* **Short task**: Return the rows starting at the first one and ending at the line containing "cell-subject-code: 2101199 <box>129", both included, reproduced line for line without any change.

[Element box annotations]
::::::::::

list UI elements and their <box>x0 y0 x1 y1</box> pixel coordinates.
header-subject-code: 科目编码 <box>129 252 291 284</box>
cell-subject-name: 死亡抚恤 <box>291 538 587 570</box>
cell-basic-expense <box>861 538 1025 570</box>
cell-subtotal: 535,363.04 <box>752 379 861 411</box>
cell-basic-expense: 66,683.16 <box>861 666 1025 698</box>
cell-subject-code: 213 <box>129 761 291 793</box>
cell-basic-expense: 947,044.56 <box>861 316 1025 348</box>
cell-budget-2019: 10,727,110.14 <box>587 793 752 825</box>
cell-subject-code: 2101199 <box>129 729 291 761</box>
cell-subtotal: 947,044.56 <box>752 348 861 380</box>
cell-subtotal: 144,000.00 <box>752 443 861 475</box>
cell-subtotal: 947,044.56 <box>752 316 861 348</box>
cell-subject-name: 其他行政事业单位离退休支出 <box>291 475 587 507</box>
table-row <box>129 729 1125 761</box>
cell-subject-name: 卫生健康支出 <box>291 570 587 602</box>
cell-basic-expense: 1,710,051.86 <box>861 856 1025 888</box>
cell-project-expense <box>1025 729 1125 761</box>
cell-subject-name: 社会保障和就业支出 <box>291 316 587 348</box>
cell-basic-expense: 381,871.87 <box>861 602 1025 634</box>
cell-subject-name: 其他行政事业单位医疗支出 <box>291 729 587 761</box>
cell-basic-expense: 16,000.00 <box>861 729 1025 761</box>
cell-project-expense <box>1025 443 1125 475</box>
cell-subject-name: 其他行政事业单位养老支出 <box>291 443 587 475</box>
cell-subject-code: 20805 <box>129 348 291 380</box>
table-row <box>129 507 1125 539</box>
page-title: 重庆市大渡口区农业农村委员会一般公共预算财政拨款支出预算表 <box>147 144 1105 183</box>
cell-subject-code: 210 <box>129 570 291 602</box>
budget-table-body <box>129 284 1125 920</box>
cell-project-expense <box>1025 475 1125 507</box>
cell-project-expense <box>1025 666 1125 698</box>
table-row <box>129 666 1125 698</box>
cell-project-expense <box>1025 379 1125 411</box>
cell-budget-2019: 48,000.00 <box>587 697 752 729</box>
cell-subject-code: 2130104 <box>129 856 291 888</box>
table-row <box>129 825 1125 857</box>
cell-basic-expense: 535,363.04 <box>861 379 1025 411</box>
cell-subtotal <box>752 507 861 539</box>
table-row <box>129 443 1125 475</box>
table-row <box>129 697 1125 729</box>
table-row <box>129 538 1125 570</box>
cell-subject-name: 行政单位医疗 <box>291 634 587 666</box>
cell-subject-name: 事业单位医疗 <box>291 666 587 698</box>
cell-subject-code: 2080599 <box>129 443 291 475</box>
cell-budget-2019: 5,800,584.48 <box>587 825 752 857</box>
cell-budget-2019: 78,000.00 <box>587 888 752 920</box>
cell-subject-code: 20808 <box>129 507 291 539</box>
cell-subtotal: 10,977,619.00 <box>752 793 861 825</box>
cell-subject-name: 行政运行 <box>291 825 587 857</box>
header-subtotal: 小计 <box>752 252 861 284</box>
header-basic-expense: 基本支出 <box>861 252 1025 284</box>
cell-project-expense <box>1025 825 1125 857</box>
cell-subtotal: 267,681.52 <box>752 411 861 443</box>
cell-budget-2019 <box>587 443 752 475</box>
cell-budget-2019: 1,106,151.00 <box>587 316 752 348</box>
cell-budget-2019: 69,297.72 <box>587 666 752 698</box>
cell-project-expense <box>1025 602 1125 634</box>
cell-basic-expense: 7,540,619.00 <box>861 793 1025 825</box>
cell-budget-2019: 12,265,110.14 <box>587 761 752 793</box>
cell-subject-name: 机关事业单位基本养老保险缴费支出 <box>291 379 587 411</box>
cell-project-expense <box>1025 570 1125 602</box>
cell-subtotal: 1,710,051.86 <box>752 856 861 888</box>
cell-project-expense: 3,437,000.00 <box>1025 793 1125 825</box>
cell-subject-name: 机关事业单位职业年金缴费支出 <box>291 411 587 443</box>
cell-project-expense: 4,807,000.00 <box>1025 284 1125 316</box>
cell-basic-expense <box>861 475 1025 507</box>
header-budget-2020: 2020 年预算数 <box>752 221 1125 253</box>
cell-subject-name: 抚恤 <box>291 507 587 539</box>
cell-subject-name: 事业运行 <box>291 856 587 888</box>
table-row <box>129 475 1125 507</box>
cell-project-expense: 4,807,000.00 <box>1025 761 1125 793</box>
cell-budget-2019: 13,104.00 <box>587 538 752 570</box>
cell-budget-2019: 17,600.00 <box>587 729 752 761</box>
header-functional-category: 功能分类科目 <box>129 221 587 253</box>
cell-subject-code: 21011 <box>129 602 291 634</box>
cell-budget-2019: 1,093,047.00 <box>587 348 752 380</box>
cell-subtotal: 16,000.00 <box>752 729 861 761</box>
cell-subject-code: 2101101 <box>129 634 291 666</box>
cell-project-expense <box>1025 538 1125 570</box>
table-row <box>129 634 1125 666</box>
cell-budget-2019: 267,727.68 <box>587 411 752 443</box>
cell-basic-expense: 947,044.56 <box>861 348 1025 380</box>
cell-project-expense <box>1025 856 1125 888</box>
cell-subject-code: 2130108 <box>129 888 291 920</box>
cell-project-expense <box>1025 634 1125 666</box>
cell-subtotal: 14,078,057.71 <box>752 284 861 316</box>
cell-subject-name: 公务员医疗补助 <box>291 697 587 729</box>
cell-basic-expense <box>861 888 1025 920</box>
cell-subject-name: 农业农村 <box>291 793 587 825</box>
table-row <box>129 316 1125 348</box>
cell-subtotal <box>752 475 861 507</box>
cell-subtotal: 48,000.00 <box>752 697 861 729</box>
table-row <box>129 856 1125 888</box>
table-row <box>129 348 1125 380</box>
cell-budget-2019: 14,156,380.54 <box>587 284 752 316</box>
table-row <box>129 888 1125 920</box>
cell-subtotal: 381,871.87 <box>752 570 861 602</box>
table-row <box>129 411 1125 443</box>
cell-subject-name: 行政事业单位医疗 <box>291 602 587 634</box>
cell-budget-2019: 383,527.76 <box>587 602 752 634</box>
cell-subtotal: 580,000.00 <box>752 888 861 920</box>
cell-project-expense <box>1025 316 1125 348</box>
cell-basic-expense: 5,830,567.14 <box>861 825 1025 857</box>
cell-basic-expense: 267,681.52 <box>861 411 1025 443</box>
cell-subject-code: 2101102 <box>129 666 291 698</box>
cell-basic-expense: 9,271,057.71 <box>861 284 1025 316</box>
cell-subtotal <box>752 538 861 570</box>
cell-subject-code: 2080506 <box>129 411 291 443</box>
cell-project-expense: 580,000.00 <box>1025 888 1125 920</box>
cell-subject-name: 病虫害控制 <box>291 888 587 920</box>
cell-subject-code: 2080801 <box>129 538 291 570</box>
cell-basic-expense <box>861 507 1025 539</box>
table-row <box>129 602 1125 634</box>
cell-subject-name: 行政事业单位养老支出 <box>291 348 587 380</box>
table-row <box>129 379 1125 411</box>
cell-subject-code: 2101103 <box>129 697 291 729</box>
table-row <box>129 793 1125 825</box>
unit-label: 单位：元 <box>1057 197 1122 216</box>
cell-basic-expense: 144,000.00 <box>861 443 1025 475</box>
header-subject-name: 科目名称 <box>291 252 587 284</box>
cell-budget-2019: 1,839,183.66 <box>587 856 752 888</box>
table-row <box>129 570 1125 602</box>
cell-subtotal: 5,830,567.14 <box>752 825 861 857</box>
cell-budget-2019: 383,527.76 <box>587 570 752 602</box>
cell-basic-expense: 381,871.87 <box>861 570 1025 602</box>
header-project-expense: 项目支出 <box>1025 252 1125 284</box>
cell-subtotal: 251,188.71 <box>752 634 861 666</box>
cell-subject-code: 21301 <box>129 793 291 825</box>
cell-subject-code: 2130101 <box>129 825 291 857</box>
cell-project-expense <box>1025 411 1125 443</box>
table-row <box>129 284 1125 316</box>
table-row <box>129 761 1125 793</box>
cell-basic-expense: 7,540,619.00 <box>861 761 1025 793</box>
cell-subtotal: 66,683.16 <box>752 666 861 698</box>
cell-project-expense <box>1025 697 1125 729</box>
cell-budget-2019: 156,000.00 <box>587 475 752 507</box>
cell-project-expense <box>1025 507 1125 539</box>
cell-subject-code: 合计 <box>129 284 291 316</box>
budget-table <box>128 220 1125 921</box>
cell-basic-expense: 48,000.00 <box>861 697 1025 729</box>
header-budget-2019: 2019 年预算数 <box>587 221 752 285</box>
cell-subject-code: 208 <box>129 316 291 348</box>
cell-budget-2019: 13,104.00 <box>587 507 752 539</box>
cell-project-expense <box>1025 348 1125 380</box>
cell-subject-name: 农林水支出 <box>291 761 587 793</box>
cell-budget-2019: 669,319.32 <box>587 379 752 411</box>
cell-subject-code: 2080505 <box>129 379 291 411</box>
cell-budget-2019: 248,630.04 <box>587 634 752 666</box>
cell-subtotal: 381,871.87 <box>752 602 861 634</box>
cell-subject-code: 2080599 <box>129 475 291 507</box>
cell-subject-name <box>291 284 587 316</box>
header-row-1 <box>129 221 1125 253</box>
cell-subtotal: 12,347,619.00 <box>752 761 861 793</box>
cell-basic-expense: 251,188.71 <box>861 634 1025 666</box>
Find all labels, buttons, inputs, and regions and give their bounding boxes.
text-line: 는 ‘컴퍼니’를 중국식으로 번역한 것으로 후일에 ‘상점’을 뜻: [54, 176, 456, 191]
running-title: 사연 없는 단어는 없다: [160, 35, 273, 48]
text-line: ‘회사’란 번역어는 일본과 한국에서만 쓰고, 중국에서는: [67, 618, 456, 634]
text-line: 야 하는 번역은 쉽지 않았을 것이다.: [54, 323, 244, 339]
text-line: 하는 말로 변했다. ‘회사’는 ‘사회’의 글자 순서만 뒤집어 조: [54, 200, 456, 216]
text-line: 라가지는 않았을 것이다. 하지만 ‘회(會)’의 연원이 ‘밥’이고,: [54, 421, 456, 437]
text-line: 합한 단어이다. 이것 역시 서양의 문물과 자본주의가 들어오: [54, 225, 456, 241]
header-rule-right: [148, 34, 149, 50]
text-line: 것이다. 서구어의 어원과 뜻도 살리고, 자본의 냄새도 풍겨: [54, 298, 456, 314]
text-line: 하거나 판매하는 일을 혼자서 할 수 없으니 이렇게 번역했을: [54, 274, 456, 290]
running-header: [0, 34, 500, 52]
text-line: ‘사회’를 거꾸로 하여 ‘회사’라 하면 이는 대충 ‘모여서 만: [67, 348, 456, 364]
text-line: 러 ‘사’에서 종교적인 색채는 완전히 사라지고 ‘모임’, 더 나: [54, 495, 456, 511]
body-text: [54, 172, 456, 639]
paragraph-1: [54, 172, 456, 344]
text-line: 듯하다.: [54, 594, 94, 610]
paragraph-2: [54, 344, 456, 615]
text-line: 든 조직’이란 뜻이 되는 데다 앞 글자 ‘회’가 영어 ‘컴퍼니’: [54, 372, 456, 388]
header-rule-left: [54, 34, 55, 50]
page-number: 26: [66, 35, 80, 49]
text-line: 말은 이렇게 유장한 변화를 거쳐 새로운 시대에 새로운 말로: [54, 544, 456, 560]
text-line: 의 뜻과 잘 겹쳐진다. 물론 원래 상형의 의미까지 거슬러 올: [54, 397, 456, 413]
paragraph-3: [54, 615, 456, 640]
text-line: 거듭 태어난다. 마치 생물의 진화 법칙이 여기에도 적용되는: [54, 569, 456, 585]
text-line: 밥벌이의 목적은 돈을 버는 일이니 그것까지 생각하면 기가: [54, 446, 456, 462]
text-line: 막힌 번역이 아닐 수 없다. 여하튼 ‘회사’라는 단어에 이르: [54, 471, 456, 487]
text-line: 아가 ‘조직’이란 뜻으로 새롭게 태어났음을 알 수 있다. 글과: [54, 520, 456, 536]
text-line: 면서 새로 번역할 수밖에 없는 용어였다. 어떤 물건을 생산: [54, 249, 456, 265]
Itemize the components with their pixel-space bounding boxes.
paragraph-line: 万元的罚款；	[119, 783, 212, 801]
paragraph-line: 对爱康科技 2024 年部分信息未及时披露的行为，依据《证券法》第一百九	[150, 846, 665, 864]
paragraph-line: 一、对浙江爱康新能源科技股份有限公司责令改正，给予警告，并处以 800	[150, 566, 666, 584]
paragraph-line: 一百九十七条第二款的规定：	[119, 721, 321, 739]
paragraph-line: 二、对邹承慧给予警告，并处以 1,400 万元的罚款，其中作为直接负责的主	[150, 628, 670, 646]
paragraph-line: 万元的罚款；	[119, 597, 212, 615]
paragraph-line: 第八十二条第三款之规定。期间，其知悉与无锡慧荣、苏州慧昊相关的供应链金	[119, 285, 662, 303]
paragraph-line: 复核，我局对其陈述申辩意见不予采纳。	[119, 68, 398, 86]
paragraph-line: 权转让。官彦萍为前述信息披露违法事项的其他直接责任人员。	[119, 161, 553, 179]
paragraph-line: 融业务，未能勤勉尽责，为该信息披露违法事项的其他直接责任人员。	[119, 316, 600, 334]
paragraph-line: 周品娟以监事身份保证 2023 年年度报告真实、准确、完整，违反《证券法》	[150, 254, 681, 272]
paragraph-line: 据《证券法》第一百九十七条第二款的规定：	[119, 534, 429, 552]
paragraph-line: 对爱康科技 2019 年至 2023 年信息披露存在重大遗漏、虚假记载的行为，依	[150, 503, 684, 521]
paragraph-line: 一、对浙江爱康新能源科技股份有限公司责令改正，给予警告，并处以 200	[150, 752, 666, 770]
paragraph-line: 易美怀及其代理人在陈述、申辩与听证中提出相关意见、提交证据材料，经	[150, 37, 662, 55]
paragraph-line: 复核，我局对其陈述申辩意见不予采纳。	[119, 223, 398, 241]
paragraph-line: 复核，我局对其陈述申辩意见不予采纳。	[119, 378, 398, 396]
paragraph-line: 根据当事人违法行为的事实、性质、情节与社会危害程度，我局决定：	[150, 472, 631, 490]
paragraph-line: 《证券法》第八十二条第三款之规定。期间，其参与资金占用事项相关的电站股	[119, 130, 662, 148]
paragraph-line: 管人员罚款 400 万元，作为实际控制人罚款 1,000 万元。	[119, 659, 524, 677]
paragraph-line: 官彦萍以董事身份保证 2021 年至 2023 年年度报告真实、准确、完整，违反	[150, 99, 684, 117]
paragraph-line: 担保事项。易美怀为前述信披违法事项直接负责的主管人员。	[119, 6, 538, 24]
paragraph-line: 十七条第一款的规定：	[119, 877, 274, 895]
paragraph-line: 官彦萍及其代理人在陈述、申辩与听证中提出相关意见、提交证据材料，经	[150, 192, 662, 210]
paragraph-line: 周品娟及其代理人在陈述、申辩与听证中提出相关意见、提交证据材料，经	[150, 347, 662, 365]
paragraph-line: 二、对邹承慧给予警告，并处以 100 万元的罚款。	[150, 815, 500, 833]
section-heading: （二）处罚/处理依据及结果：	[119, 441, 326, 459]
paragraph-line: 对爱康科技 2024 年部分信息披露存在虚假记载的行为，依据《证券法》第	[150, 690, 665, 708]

::::::::::

* **Problem solution**:
list UI elements and their <box>x0 y0 x1 y1</box> pixel coordinates.
header-subject-code: 科目编码 <box>129 252 291 284</box>
cell-subject-name: 死亡抚恤 <box>291 538 587 570</box>
cell-basic-expense <box>861 538 1025 570</box>
cell-subtotal: 535,363.04 <box>752 379 861 411</box>
cell-basic-expense: 66,683.16 <box>861 666 1025 698</box>
cell-subject-code: 213 <box>129 761 291 793</box>
cell-basic-expense: 947,044.56 <box>861 316 1025 348</box>
cell-budget-2019: 10,727,110.14 <box>587 793 752 825</box>
cell-subject-code: 2101199 <box>129 729 291 761</box>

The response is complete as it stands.